* INSTRUCTIONS FOR THE TASK:
Reproduce the listing below verbatim.

Data records:
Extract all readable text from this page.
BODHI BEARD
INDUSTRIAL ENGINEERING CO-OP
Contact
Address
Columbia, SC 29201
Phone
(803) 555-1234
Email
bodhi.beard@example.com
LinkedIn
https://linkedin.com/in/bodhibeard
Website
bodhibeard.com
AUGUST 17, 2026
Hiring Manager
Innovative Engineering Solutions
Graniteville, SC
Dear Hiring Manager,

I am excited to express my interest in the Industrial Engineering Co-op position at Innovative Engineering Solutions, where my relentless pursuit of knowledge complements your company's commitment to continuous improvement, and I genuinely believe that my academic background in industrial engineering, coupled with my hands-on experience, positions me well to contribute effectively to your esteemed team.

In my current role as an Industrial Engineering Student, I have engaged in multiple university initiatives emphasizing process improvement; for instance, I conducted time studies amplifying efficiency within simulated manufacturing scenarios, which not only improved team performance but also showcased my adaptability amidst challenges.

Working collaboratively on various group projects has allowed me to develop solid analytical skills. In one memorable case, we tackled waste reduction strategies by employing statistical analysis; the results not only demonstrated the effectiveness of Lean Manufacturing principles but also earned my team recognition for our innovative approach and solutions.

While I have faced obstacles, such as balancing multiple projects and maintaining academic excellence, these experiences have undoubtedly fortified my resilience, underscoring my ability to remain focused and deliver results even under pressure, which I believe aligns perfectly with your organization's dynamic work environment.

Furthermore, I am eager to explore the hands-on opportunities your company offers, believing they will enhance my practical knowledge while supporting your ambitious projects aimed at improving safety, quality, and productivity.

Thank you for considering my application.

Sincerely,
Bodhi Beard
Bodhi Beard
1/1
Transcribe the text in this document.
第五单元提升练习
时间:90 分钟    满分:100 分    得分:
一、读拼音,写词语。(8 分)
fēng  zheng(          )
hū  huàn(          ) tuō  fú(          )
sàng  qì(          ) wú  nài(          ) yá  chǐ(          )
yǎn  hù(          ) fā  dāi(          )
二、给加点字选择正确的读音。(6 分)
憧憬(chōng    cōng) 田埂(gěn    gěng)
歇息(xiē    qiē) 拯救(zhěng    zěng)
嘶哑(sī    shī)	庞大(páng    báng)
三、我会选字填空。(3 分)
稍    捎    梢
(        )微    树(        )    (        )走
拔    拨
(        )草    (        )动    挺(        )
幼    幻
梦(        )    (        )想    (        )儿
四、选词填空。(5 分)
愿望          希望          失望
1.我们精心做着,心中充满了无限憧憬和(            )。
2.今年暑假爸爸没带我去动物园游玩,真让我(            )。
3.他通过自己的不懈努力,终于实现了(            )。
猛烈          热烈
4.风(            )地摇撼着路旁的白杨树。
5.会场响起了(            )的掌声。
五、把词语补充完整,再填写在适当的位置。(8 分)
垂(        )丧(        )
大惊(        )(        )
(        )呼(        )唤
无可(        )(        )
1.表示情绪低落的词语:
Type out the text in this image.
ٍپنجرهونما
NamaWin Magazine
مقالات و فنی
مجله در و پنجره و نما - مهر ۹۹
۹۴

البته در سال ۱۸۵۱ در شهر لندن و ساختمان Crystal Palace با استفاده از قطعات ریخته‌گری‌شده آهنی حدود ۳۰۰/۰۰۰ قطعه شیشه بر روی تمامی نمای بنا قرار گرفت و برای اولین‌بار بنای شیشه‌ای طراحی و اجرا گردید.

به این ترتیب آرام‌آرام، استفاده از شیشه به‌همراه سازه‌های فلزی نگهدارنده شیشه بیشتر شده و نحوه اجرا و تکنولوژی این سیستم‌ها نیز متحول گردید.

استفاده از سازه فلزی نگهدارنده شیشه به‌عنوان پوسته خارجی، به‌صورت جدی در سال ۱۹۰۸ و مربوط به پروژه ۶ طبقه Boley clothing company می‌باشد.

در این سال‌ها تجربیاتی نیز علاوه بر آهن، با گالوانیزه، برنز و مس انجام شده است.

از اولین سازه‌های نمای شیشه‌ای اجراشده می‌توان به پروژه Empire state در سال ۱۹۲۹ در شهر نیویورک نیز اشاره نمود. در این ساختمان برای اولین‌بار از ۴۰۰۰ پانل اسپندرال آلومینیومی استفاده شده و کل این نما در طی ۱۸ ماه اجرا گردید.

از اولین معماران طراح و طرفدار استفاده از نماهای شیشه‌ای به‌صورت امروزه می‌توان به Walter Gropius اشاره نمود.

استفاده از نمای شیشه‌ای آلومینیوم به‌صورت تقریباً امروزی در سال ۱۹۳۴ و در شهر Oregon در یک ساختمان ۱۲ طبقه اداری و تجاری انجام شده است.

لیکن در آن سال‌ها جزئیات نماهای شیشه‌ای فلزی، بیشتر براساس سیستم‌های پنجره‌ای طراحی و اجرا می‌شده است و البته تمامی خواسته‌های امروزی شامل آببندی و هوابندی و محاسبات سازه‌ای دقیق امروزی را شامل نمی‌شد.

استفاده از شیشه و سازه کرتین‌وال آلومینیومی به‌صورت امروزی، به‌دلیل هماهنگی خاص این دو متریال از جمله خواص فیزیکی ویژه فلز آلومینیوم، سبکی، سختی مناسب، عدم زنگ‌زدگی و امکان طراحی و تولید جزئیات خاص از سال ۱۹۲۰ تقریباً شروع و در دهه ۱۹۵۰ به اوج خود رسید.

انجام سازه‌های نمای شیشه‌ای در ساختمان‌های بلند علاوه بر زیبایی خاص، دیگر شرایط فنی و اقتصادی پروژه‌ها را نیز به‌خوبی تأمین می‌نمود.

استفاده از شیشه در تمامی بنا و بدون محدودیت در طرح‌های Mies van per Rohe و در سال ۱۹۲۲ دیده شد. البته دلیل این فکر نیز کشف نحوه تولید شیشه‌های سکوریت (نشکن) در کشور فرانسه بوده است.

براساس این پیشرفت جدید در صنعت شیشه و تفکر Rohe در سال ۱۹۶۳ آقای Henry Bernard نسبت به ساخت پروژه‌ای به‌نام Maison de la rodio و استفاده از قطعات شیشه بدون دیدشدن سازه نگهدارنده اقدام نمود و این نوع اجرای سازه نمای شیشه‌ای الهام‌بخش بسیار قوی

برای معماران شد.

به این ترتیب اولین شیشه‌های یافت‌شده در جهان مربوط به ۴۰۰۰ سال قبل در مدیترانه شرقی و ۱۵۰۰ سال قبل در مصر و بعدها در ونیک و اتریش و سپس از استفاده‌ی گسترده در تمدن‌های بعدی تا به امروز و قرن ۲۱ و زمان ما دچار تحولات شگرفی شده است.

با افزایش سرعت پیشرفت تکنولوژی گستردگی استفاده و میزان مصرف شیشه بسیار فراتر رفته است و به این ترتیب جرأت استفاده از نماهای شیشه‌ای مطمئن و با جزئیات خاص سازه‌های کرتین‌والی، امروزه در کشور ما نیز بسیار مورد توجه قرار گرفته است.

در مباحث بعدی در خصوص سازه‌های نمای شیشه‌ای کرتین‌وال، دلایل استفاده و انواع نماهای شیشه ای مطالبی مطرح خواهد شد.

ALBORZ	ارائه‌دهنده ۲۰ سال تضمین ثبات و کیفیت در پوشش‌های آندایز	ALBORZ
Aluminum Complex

* FULL ANSWER:
Extract all readable text from this page.
BODHI BEARD
INDUSTRIAL ENGINEERING CO-OP
Contact
Address
Columbia, SC 29201
Phone
(803) 555-1234
Email
bodhi.beard@example.com
LinkedIn
https://linkedin.com/in/bodhibeard
Website
bodhibeard.com
AUGUST 17, 2026
Hiring Manager
Innovative Engineering Solutions
Graniteville, SC
Dear Hiring Manager,

I am excited to express my interest in the Industrial Engineering Co-op position at Innovative Engineering Solutions, where my relentless pursuit of knowledge complements your company's commitment to continuous improvement, and I genuinely believe that my academic background in industrial engineering, coupled with my hands-on experience, positions me well to contribute effectively to your esteemed team.

In my current role as an Industrial Engineering Student, I have engaged in multiple university initiatives emphasizing process improvement; for instance, I conducted time studies amplifying efficiency within simulated manufacturing scenarios, which not only improved team performance but also showcased my adaptability amidst challenges.

Working collaboratively on various group projects has allowed me to develop solid analytical skills. In one memorable case, we tackled waste reduction strategies by employing statistical analysis; the results not only demonstrated the effectiveness of Lean Manufacturing principles but also earned my team recognition for our innovative approach and solutions.

While I have faced obstacles, such as balancing multiple projects and maintaining academic excellence, these experiences have undoubtedly fortified my resilience, underscoring my ability to remain focused and deliver results even under pressure, which I believe aligns perfectly with your organization's dynamic work environment.

Furthermore, I am eager to explore the hands-on opportunities your company offers, believing they will enhance my practical knowledge while supporting your ambitious projects aimed at improving safety, quality, and productivity.

Thank you for considering my application.

Sincerely,
Bodhi Beard
Bodhi Beard
1/1
Transcribe the text in this document.
第五单元提升练习
时间:90 分钟    满分:100 分    得分:
一、读拼音,写词语。(8 分)
fēng  zheng(          )
hū  huàn(          ) tuō  fú(          )
sàng  qì(          ) wú  nài(          ) yá  chǐ(          )
yǎn  hù(          ) fā  dāi(          )
二、给加点字选择正确的读音。(6 分)
憧憬(chōng    cōng) 田埂(gěn    gěng)
歇息(xiē    qiē) 拯救(zhěng    zěng)
嘶哑(sī    shī)	庞大(páng    báng)
三、我会选字填空。(3 分)
稍    捎    梢
(        )微    树(        )    (        )走
拔    拨
(        )草    (        )动    挺(        )
幼    幻
梦(        )    (        )想    (        )儿
四、选词填空。(5 分)
愿望          希望          失望
1.我们精心做着,心中充满了无限憧憬和(            )。
2.今年暑假爸爸没带我去动物园游玩,真让我(            )。
3.他通过自己的不懈努力,终于实现了(            )。
猛烈          热烈
4.风(            )地摇撼着路旁的白杨树。
5.会场响起了(            )的掌声。
五、把词语补充完整,再填写在适当的位置。(8 分)
垂(        )丧(        )
大惊(        )(        )
(        )呼(        )唤
无可(        )(        )
1.表示情绪低落的词语:
Type out the text in this image.
ٍپنجرهونما
NamaWin Magazine
مقالات و فنی
مجله در و پنجره و نما - مهر ۹۹
۹۴

البته در سال ۱۸۵۱ در شهر لندن و ساختمان Crystal Palace با استفاده از قطعات ریخته‌گری‌شده آهنی حدود ۳۰۰/۰۰۰ قطعه شیشه بر روی تمامی نمای بنا قرار گرفت و برای اولین‌بار بنای شیشه‌ای طراحی و اجرا گردید.

به این ترتیب آرام‌آرام، استفاده از شیشه به‌همراه سازه‌های فلزی نگهدارنده شیشه بیشتر شده و نحوه اجرا و تکنولوژی این سیستم‌ها نیز متحول گردید.

استفاده از سازه فلزی نگهدارنده شیشه به‌عنوان پوسته خارجی، به‌صورت جدی در سال ۱۹۰۸ و مربوط به پروژه ۶ طبقه Boley clothing company می‌باشد.

در این سال‌ها تجربیاتی نیز علاوه بر آهن، با گالوانیزه، برنز و مس انجام شده است.

از اولین سازه‌های نمای شیشه‌ای اجراشده می‌توان به پروژه Empire state در سال ۱۹۲۹ در شهر نیویورک نیز اشاره نمود. در این ساختمان برای اولین‌بار از ۴۰۰۰ پانل اسپندرال آلومینیومی استفاده شده و کل این نما در طی ۱۸ ماه اجرا گردید.

از اولین معماران طراح و طرفدار استفاده از نماهای شیشه‌ای به‌صورت امروزه می‌توان به Walter Gropius اشاره نمود.

استفاده از نمای شیشه‌ای آلومینیوم به‌صورت تقریباً امروزی در سال ۱۹۳۴ و در شهر Oregon در یک ساختمان ۱۲ طبقه اداری و تجاری انجام شده است.

لیکن در آن سال‌ها جزئیات نماهای شیشه‌ای فلزی، بیشتر براساس سیستم‌های پنجره‌ای طراحی و اجرا می‌شده است و البته تمامی خواسته‌های امروزی شامل آببندی و هوابندی و محاسبات سازه‌ای دقیق امروزی را شامل نمی‌شد.

استفاده از شیشه و سازه کرتین‌وال آلومینیومی به‌صورت امروزی، به‌دلیل هماهنگی خاص این دو متریال از جمله خواص فیزیکی ویژه فلز آلومینیوم، سبکی، سختی مناسب، عدم زنگ‌زدگی و امکان طراحی و تولید جزئیات خاص از سال ۱۹۲۰ تقریباً شروع و در دهه ۱۹۵۰ به اوج خود رسید.

انجام سازه‌های نمای شیشه‌ای در ساختمان‌های بلند علاوه بر زیبایی خاص، دیگر شرایط فنی و اقتصادی پروژه‌ها را نیز به‌خوبی تأمین می‌نمود.

استفاده از شیشه در تمامی بنا و بدون محدودیت در طرح‌های Mies van per Rohe و در سال ۱۹۲۲ دیده شد. البته دلیل این فکر نیز کشف نحوه تولید شیشه‌های سکوریت (نشکن) در کشور فرانسه بوده است.

براساس این پیشرفت جدید در صنعت شیشه و تفکر Rohe در سال ۱۹۶۳ آقای Henry Bernard نسبت به ساخت پروژه‌ای به‌نام Maison de la rodio و استفاده از قطعات شیشه بدون دیدشدن سازه نگهدارنده اقدام نمود و این نوع اجرای سازه نمای شیشه‌ای الهام‌بخش بسیار قوی

برای معماران شد.

به این ترتیب اولین شیشه‌های یافت‌شده در جهان مربوط به ۴۰۰۰ سال قبل در مدیترانه شرقی و ۱۵۰۰ سال قبل در مصر و بعدها در ونیک و اتریش و سپس از استفاده‌ی گسترده در تمدن‌های بعدی تا به امروز و قرن ۲۱ و زمان ما دچار تحولات شگرفی شده است.

با افزایش سرعت پیشرفت تکنولوژی گستردگی استفاده و میزان مصرف شیشه بسیار فراتر رفته است و به این ترتیب جرأت استفاده از نماهای شیشه‌ای مطمئن و با جزئیات خاص سازه‌های کرتین‌والی، امروزه در کشور ما نیز بسیار مورد توجه قرار گرفته است.

در مباحث بعدی در خصوص سازه‌های نمای شیشه‌ای کرتین‌وال، دلایل استفاده و انواع نماهای شیشه ای مطالبی مطرح خواهد شد.

ALBORZ	ارائه‌دهنده ۲۰ سال تضمین ثبات و کیفیت در پوشش‌های آندایز	ALBORZ
Aluminum Complex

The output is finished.